Directions for this task
Would you please copy all of the data exactly, skipping the images?

Dataset
::::
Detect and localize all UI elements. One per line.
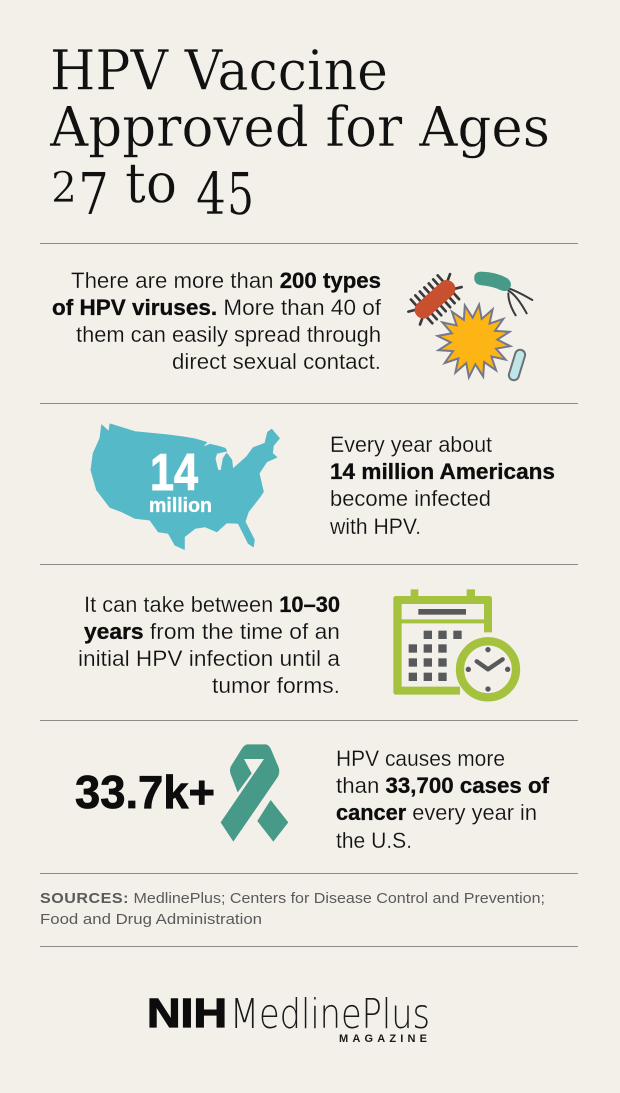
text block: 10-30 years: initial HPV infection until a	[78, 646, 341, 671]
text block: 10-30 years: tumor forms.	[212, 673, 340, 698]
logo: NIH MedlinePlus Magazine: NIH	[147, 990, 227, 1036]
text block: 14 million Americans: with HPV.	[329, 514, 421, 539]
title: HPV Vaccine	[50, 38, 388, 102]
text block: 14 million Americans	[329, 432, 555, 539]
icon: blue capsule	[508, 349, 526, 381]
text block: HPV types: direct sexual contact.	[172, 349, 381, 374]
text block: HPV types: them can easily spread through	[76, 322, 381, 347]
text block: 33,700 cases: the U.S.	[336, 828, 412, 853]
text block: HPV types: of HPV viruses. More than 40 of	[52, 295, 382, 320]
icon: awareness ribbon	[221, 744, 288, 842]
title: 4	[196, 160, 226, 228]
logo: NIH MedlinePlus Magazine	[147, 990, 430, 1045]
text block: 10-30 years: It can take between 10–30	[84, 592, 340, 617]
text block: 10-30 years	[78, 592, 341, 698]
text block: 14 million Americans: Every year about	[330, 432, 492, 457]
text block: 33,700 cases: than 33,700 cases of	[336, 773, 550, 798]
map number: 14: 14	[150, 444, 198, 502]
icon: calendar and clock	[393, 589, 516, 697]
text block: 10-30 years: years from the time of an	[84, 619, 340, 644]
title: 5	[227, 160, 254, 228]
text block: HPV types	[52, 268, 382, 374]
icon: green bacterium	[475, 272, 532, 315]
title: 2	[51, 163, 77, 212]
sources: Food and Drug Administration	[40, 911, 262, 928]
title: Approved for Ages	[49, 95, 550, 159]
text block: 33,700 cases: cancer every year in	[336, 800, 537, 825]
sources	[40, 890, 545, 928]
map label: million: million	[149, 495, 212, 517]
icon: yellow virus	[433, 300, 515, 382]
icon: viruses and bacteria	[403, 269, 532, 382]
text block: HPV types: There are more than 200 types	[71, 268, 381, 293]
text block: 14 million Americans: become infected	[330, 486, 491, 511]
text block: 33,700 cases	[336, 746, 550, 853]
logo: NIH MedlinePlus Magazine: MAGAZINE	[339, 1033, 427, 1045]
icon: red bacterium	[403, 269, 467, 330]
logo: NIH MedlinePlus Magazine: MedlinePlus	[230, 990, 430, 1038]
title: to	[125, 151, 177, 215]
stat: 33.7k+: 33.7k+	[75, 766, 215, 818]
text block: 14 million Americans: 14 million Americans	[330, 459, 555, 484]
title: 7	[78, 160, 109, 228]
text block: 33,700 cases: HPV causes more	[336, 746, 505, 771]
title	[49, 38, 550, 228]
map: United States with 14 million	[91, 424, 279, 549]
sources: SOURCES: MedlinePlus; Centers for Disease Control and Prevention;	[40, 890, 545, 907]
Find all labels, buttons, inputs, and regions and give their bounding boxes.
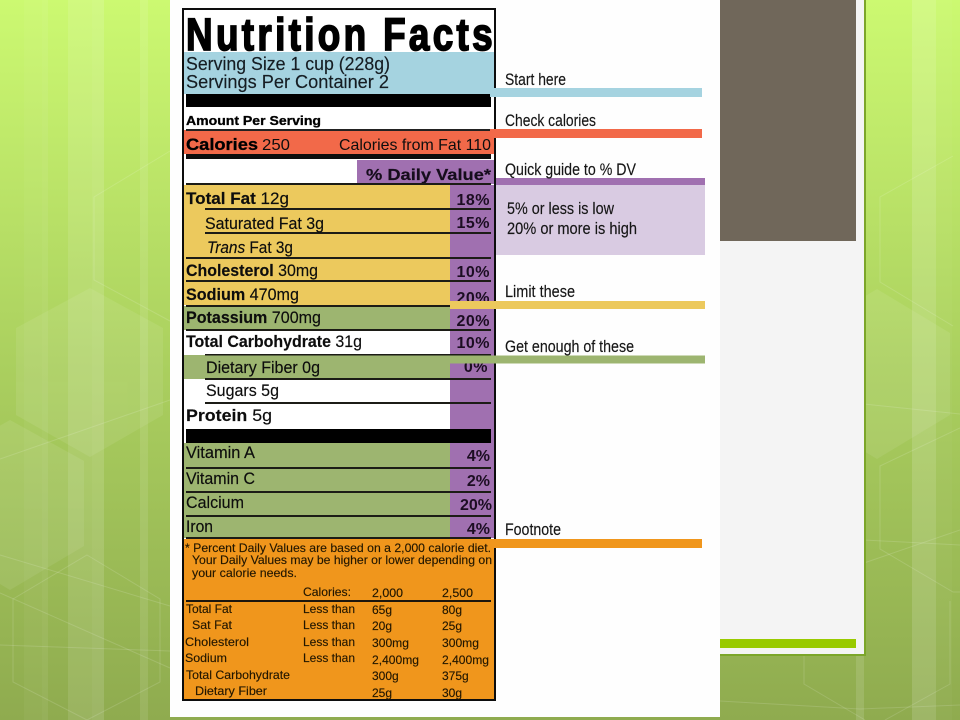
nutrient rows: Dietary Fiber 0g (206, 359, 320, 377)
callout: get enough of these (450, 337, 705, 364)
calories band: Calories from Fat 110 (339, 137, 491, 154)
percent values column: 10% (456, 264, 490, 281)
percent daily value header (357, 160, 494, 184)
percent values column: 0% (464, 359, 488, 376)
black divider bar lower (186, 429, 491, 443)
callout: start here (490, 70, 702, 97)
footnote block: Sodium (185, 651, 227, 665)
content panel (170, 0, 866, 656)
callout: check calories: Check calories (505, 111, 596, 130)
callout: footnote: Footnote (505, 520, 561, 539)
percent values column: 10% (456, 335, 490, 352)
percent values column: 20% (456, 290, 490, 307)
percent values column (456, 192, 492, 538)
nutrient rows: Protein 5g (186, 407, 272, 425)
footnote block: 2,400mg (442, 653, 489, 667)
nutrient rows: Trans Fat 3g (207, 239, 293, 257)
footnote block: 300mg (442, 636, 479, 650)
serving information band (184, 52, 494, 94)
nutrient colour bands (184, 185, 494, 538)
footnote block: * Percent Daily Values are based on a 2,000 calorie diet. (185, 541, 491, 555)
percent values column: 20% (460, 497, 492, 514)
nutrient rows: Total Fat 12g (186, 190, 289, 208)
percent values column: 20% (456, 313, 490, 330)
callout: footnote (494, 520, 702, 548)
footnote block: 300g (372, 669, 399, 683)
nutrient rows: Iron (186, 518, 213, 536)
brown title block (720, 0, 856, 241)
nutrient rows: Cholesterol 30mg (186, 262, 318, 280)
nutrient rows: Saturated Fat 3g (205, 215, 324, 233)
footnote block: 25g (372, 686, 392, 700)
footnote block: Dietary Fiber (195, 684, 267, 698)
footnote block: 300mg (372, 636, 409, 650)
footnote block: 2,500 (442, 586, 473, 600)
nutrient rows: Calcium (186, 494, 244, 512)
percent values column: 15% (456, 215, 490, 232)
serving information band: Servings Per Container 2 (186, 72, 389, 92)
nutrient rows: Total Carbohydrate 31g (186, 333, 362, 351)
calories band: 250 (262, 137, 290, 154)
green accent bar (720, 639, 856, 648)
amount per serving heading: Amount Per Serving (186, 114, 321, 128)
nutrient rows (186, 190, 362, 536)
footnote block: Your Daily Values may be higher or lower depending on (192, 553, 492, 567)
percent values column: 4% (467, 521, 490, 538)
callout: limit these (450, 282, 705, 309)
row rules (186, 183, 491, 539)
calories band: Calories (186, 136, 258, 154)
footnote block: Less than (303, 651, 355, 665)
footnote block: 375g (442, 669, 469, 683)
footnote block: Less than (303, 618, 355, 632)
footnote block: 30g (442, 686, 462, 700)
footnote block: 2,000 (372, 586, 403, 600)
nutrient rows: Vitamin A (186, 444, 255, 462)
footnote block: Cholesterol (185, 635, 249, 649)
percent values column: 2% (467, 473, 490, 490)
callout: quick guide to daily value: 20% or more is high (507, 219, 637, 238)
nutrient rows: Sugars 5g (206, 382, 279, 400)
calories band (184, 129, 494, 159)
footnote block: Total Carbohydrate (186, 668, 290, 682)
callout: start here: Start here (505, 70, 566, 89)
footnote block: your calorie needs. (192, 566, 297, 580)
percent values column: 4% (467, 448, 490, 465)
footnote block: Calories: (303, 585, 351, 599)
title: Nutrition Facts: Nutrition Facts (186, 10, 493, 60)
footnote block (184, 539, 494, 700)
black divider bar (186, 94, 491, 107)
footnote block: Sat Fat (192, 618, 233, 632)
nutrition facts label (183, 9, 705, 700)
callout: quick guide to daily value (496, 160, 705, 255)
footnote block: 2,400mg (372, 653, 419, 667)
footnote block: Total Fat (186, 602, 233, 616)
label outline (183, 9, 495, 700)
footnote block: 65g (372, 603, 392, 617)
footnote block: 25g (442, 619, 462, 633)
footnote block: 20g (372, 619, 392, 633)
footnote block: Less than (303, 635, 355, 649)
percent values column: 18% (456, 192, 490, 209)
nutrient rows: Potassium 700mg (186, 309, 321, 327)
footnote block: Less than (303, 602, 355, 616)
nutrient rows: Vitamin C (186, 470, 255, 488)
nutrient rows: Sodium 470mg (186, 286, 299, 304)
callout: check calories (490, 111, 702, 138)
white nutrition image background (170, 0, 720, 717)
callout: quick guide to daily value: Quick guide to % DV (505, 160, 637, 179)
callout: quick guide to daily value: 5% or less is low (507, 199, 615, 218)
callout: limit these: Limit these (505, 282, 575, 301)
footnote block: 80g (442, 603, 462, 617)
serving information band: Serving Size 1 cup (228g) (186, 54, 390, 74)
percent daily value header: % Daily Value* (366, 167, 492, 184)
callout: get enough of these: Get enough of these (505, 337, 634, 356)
::::
Output below
Detect and localize all UI elements. One per line.
text block: 10-30 years: initial HPV infection until a	[78, 646, 341, 671]
text block: 10-30 years: tumor forms.	[212, 673, 340, 698]
logo: NIH MedlinePlus Magazine: NIH	[147, 990, 227, 1036]
text block: 14 million Americans: with HPV.	[329, 514, 421, 539]
title: HPV Vaccine	[50, 38, 388, 102]
text block: 14 million Americans	[329, 432, 555, 539]
icon: blue capsule	[508, 349, 526, 381]
text block: HPV types: direct sexual contact.	[172, 349, 381, 374]
text block: HPV types: them can easily spread through	[76, 322, 381, 347]
text block: 33,700 cases: the U.S.	[336, 828, 412, 853]
text block: HPV types: of HPV viruses. More than 40 of	[52, 295, 382, 320]
icon: awareness ribbon	[221, 744, 288, 842]
title: 4	[196, 160, 226, 228]
logo: NIH MedlinePlus Magazine	[147, 990, 430, 1045]
text block: 10-30 years: It can take between 10–30	[84, 592, 340, 617]
text block: 10-30 years	[78, 592, 341, 698]
text block: 14 million Americans: Every year about	[330, 432, 492, 457]
text block: 33,700 cases: than 33,700 cases of	[336, 773, 550, 798]
map number: 14: 14	[150, 444, 198, 502]
icon: calendar and clock	[393, 589, 516, 697]
text block: 10-30 years: years from the time of an	[84, 619, 340, 644]
title: 5	[227, 160, 254, 228]
text block: HPV types	[52, 268, 382, 374]
icon: green bacterium	[475, 272, 532, 315]
title: 2	[51, 163, 77, 212]
sources: Food and Drug Administration	[40, 911, 262, 928]
title: Approved for Ages	[49, 95, 550, 159]
text block: 33,700 cases: cancer every year in	[336, 800, 537, 825]
sources	[40, 890, 545, 928]
map label: million: million	[149, 495, 212, 517]
icon: yellow virus	[433, 300, 515, 382]
icon: viruses and bacteria	[403, 269, 532, 382]
text block: HPV types: There are more than 200 types	[71, 268, 381, 293]
text block: 14 million Americans: become infected	[330, 486, 491, 511]
text block: 33,700 cases	[336, 746, 550, 853]
logo: NIH MedlinePlus Magazine: MAGAZINE	[339, 1033, 427, 1045]
icon: red bacterium	[403, 269, 467, 330]
logo: NIH MedlinePlus Magazine: MedlinePlus	[230, 990, 430, 1038]
title: to	[125, 151, 177, 215]
stat: 33.7k+: 33.7k+	[75, 766, 215, 818]
text block: 14 million Americans: 14 million Americans	[330, 459, 555, 484]
title: 7	[78, 160, 109, 228]
text block: 33,700 cases: HPV causes more	[336, 746, 505, 771]
title	[49, 38, 550, 228]
map: United States with 14 million	[91, 424, 279, 549]
sources: SOURCES: MedlinePlus; Centers for Disease Control and Prevention;	[40, 890, 545, 907]
Find all labels, buttons, inputs, and regions and give their bounding boxes.
nutrient rows: Dietary Fiber 0g (206, 359, 320, 377)
callout: get enough of these (450, 337, 705, 364)
calories band: Calories from Fat 110 (339, 137, 491, 154)
percent values column: 10% (456, 264, 490, 281)
percent daily value header (357, 160, 494, 184)
percent values column: 0% (464, 359, 488, 376)
black divider bar lower (186, 429, 491, 443)
callout: start here (490, 70, 702, 97)
footnote block: Sodium (185, 651, 227, 665)
content panel (170, 0, 866, 656)
callout: check calories: Check calories (505, 111, 596, 130)
callout: footnote: Footnote (505, 520, 561, 539)
percent values column: 10% (456, 335, 490, 352)
percent values column: 20% (456, 290, 490, 307)
percent values column (456, 192, 492, 538)
nutrient rows: Protein 5g (186, 407, 272, 425)
footnote block: 2,400mg (442, 653, 489, 667)
nutrient rows: Trans Fat 3g (207, 239, 293, 257)
footnote block: 300mg (442, 636, 479, 650)
serving information band (184, 52, 494, 94)
nutrient colour bands (184, 185, 494, 538)
footnote block: * Percent Daily Values are based on a 2,000 calorie diet. (185, 541, 491, 555)
percent values column: 20% (460, 497, 492, 514)
nutrient rows: Total Fat 12g (186, 190, 289, 208)
percent values column: 20% (456, 313, 490, 330)
callout: footnote (494, 520, 702, 548)
footnote block: 300g (372, 669, 399, 683)
nutrient rows: Iron (186, 518, 213, 536)
brown title block (720, 0, 856, 241)
nutrient rows: Cholesterol 30mg (186, 262, 318, 280)
nutrient rows: Saturated Fat 3g (205, 215, 324, 233)
footnote block: 25g (372, 686, 392, 700)
footnote block: Dietary Fiber (195, 684, 267, 698)
footnote block: 300mg (372, 636, 409, 650)
footnote block: 2,500 (442, 586, 473, 600)
nutrient rows: Calcium (186, 494, 244, 512)
percent values column: 15% (456, 215, 490, 232)
serving information band: Servings Per Container 2 (186, 72, 389, 92)
nutrient rows: Total Carbohydrate 31g (186, 333, 362, 351)
calories band: 250 (262, 137, 290, 154)
green accent bar (720, 639, 856, 648)
amount per serving heading: Amount Per Serving (186, 114, 321, 128)
nutrient rows (186, 190, 362, 536)
footnote block: Your Daily Values may be higher or lower depending on (192, 553, 492, 567)
percent values column: 4% (467, 521, 490, 538)
callout: limit these (450, 282, 705, 309)
row rules (186, 183, 491, 539)
calories band: Calories (186, 136, 258, 154)
footnote block: Less than (303, 651, 355, 665)
footnote block: 375g (442, 669, 469, 683)
footnote block: Less than (303, 618, 355, 632)
footnote block: 30g (442, 686, 462, 700)
footnote block: 2,000 (372, 586, 403, 600)
nutrient rows: Vitamin A (186, 444, 255, 462)
footnote block: Cholesterol (185, 635, 249, 649)
percent values column: 2% (467, 473, 490, 490)
callout: quick guide to daily value: 20% or more is high (507, 219, 637, 238)
nutrient rows: Sugars 5g (206, 382, 279, 400)
calories band (184, 129, 494, 159)
footnote block: Total Carbohydrate (186, 668, 290, 682)
callout: start here: Start here (505, 70, 566, 89)
footnote block: your calorie needs. (192, 566, 297, 580)
percent values column: 4% (467, 448, 490, 465)
footnote block: Calories: (303, 585, 351, 599)
title: Nutrition Facts: Nutrition Facts (186, 10, 493, 60)
footnote block (184, 539, 494, 700)
black divider bar (186, 94, 491, 107)
footnote block: Sat Fat (192, 618, 233, 632)
nutrition facts label (183, 9, 705, 700)
callout: quick guide to daily value (496, 160, 705, 255)
footnote block: 2,400mg (372, 653, 419, 667)
footnote block: Total Fat (186, 602, 233, 616)
label outline (183, 9, 495, 700)
footnote block: 65g (372, 603, 392, 617)
footnote block: 25g (442, 619, 462, 633)
footnote block: 20g (372, 619, 392, 633)
footnote block: Less than (303, 635, 355, 649)
percent values column: 18% (456, 192, 490, 209)
nutrient rows: Potassium 700mg (186, 309, 321, 327)
footnote block: Less than (303, 602, 355, 616)
nutrient rows: Vitamin C (186, 470, 255, 488)
nutrient rows: Sodium 470mg (186, 286, 299, 304)
callout: check calories (490, 111, 702, 138)
white nutrition image background (170, 0, 720, 717)
callout: quick guide to daily value: Quick guide to % DV (505, 160, 637, 179)
callout: quick guide to daily value: 5% or less is low (507, 199, 615, 218)
callout: limit these: Limit these (505, 282, 575, 301)
footnote block: 80g (442, 603, 462, 617)
serving information band: Serving Size 1 cup (228g) (186, 54, 390, 74)
percent daily value header: % Daily Value* (366, 167, 492, 184)
callout: get enough of these: Get enough of these (505, 337, 634, 356)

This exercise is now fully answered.